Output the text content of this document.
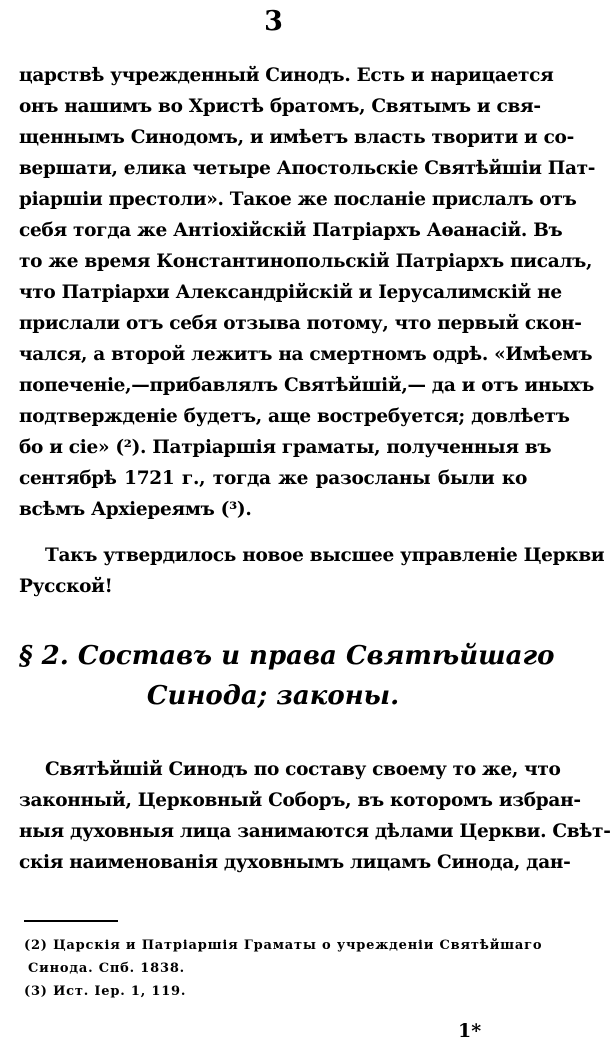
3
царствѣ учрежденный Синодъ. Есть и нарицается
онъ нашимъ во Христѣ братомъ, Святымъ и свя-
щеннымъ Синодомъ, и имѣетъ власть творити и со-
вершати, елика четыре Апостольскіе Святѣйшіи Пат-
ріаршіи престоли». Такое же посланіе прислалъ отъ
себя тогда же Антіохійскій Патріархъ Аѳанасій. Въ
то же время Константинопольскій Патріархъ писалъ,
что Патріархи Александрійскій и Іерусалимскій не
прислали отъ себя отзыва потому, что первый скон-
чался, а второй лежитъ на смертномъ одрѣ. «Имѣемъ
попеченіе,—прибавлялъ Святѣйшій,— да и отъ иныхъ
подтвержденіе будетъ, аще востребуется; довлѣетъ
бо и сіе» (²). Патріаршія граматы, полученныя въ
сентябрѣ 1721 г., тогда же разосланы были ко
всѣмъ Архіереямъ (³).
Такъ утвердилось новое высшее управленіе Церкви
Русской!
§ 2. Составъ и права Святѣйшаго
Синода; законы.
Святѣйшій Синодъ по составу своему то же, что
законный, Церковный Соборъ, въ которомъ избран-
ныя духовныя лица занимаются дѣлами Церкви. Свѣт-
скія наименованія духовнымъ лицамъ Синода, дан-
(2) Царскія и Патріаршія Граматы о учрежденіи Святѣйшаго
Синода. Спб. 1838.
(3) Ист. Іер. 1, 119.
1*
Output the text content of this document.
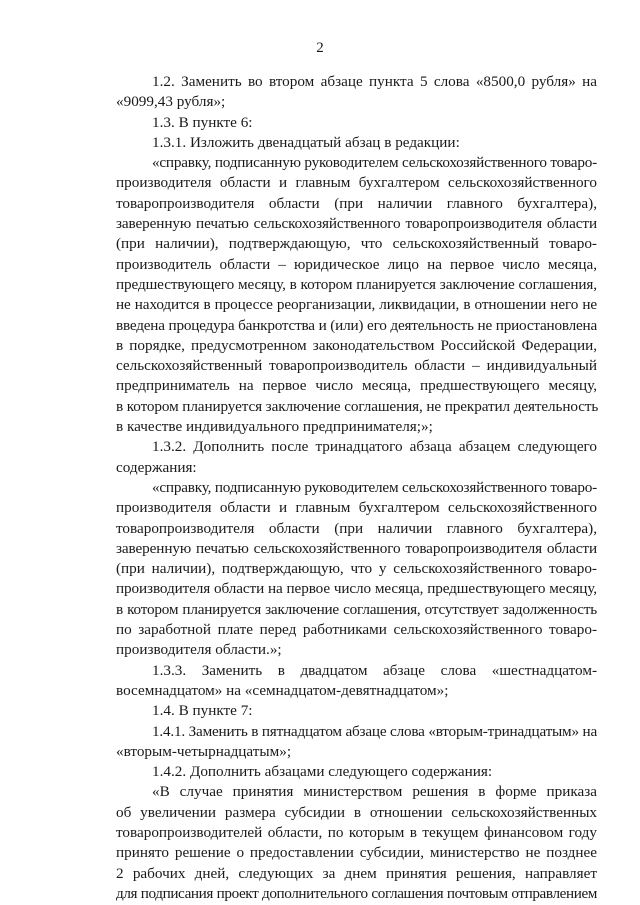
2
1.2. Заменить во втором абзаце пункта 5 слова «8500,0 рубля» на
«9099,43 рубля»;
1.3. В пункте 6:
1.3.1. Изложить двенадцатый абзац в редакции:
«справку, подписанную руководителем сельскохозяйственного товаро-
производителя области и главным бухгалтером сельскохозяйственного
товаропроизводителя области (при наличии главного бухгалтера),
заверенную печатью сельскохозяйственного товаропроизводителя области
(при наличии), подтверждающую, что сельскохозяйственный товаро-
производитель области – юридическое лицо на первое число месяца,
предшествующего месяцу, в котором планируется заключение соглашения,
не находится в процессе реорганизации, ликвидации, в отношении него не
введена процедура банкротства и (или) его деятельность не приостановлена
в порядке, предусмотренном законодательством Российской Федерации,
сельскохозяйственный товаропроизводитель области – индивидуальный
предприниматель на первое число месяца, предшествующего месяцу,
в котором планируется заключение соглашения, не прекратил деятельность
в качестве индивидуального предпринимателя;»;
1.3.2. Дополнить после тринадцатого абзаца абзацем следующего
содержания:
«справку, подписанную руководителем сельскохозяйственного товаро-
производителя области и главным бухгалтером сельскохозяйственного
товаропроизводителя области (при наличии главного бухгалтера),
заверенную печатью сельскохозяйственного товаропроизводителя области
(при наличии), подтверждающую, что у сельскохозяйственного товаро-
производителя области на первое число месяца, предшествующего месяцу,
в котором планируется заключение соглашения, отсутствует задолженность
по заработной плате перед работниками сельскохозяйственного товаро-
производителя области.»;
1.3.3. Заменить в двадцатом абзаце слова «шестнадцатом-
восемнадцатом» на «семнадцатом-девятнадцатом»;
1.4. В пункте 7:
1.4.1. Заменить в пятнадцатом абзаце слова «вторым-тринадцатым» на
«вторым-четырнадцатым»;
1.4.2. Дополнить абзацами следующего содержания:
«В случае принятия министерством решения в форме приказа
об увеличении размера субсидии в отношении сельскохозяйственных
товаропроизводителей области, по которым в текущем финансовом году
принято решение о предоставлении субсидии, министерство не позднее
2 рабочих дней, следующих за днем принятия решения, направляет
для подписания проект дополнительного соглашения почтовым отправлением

* * * * * * *

Leave the pictures out and copy the rest of the data exactly.

■ **ANSWER**:
Output the text content of this document.
3
царствѣ учрежденный Синодъ. Есть и нарицается
онъ нашимъ во Христѣ братомъ, Святымъ и свя-
щеннымъ Синодомъ, и имѣетъ власть творити и со-
вершати, елика четыре Апостольскіе Святѣйшіи Пат-
ріаршіи престоли». Такое же посланіе прислалъ отъ
себя тогда же Антіохійскій Патріархъ Аѳанасій. Въ
то же время Константинопольскій Патріархъ писалъ,
что Патріархи Александрійскій и Іерусалимскій не
прислали отъ себя отзыва потому, что первый скон-
чался, а второй лежитъ на смертномъ одрѣ. «Имѣемъ
попеченіе,—прибавлялъ Святѣйшій,— да и отъ иныхъ
подтвержденіе будетъ, аще востребуется; довлѣетъ
бо и сіе» (²). Патріаршія граматы, полученныя въ
сентябрѣ 1721 г., тогда же разосланы были ко
всѣмъ Архіереямъ (³).
Такъ утвердилось новое высшее управленіе Церкви
Русской!
§ 2. Составъ и права Святѣйшаго
Синода; законы.
Святѣйшій Синодъ по составу своему то же, что
законный, Церковный Соборъ, въ которомъ избран-
ныя духовныя лица занимаются дѣлами Церкви. Свѣт-
скія наименованія духовнымъ лицамъ Синода, дан-
(2) Царскія и Патріаршія Граматы о учрежденіи Святѣйшаго
Синода. Спб. 1838.
(3) Ист. Іер. 1, 119.
1*
Output the text content of this document.
2
1.2. Заменить во втором абзаце пункта 5 слова «8500,0 рубля» на
«9099,43 рубля»;
1.3. В пункте 6:
1.3.1. Изложить двенадцатый абзац в редакции:
«справку, подписанную руководителем сельскохозяйственного товаро-
производителя области и главным бухгалтером сельскохозяйственного
товаропроизводителя области (при наличии главного бухгалтера),
заверенную печатью сельскохозяйственного товаропроизводителя области
(при наличии), подтверждающую, что сельскохозяйственный товаро-
производитель области – юридическое лицо на первое число месяца,
предшествующего месяцу, в котором планируется заключение соглашения,
не находится в процессе реорганизации, ликвидации, в отношении него не
введена процедура банкротства и (или) его деятельность не приостановлена
в порядке, предусмотренном законодательством Российской Федерации,
сельскохозяйственный товаропроизводитель области – индивидуальный
предприниматель на первое число месяца, предшествующего месяцу,
в котором планируется заключение соглашения, не прекратил деятельность
в качестве индивидуального предпринимателя;»;
1.3.2. Дополнить после тринадцатого абзаца абзацем следующего
содержания:
«справку, подписанную руководителем сельскохозяйственного товаро-
производителя области и главным бухгалтером сельскохозяйственного
товаропроизводителя области (при наличии главного бухгалтера),
заверенную печатью сельскохозяйственного товаропроизводителя области
(при наличии), подтверждающую, что у сельскохозяйственного товаро-
производителя области на первое число месяца, предшествующего месяцу,
в котором планируется заключение соглашения, отсутствует задолженность
по заработной плате перед работниками сельскохозяйственного товаро-
производителя области.»;
1.3.3. Заменить в двадцатом абзаце слова «шестнадцатом-
восемнадцатом» на «семнадцатом-девятнадцатом»;
1.4. В пункте 7:
1.4.1. Заменить в пятнадцатом абзаце слова «вторым-тринадцатым» на
«вторым-четырнадцатым»;
1.4.2. Дополнить абзацами следующего содержания:
«В случае принятия министерством решения в форме приказа
об увеличении размера субсидии в отношении сельскохозяйственных
товаропроизводителей области, по которым в текущем финансовом году
принято решение о предоставлении субсидии, министерство не позднее
2 рабочих дней, следующих за днем принятия решения, направляет
для подписания проект дополнительного соглашения почтовым отправлением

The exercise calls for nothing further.